◆ Working data

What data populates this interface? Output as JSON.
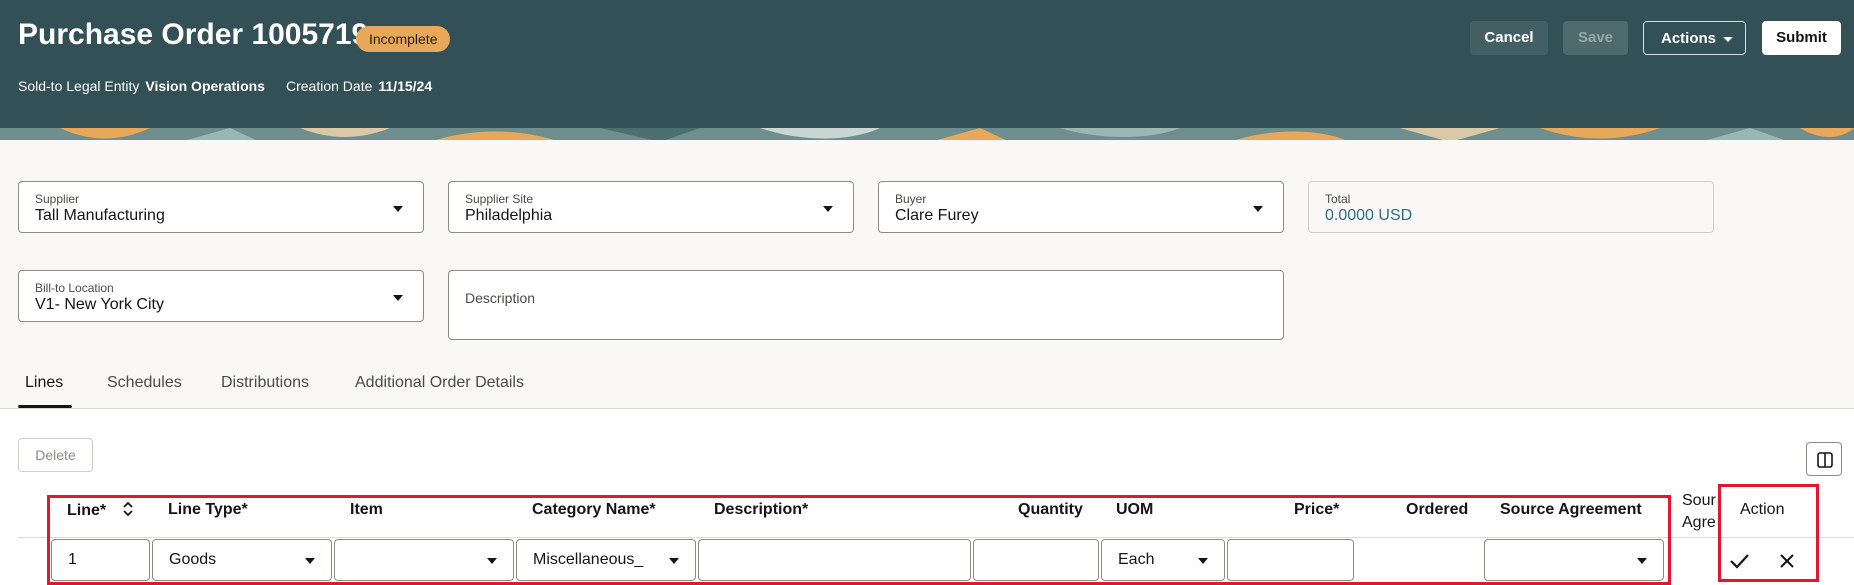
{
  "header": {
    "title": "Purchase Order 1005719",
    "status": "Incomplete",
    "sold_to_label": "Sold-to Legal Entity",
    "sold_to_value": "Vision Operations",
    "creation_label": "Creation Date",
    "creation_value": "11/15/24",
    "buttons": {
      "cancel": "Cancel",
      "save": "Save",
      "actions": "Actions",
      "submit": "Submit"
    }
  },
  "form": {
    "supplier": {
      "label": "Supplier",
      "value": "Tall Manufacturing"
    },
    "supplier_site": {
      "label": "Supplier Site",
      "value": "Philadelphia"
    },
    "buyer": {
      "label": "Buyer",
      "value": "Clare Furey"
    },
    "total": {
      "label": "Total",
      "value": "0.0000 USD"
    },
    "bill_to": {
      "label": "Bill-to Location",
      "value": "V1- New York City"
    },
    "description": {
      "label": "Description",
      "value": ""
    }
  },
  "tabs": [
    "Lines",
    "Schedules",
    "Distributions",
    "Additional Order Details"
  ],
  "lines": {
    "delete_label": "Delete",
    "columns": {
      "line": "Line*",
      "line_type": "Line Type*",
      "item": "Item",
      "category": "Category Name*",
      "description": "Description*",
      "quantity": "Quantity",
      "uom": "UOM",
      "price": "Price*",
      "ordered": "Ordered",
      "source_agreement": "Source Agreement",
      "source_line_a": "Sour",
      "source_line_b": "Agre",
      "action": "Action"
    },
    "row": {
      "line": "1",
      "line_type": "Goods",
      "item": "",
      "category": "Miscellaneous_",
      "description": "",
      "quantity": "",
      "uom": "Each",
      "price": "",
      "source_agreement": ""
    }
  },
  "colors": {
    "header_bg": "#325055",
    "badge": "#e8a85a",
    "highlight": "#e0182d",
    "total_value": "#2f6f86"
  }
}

◆ Task to carry out
Every record above should come back exactly, but without its pictures.

◆ Final answer
What data populates this interface? Output as JSON.
{
  "header": {
    "title": "Purchase Order 1005719",
    "status": "Incomplete",
    "sold_to_label": "Sold-to Legal Entity",
    "sold_to_value": "Vision Operations",
    "creation_label": "Creation Date",
    "creation_value": "11/15/24",
    "buttons": {
      "cancel": "Cancel",
      "save": "Save",
      "actions": "Actions",
      "submit": "Submit"
    }
  },
  "form": {
    "supplier": {
      "label": "Supplier",
      "value": "Tall Manufacturing"
    },
    "supplier_site": {
      "label": "Supplier Site",
      "value": "Philadelphia"
    },
    "buyer": {
      "label": "Buyer",
      "value": "Clare Furey"
    },
    "total": {
      "label": "Total",
      "value": "0.0000 USD"
    },
    "bill_to": {
      "label": "Bill-to Location",
      "value": "V1- New York City"
    },
    "description": {
      "label": "Description",
      "value": ""
    }
  },
  "tabs": [
    "Lines",
    "Schedules",
    "Distributions",
    "Additional Order Details"
  ],
  "lines": {
    "delete_label": "Delete",
    "columns": {
      "line": "Line*",
      "line_type": "Line Type*",
      "item": "Item",
      "category": "Category Name*",
      "description": "Description*",
      "quantity": "Quantity",
      "uom": "UOM",
      "price": "Price*",
      "ordered": "Ordered",
      "source_agreement": "Source Agreement",
      "source_line_a": "Sour",
      "source_line_b": "Agre",
      "action": "Action"
    },
    "row": {
      "line": "1",
      "line_type": "Goods",
      "item": "",
      "category": "Miscellaneous_",
      "description": "",
      "quantity": "",
      "uom": "Each",
      "price": "",
      "source_agreement": ""
    }
  },
  "colors": {
    "header_bg": "#325055",
    "badge": "#e8a85a",
    "highlight": "#e0182d",
    "total_value": "#2f6f86"
  }
}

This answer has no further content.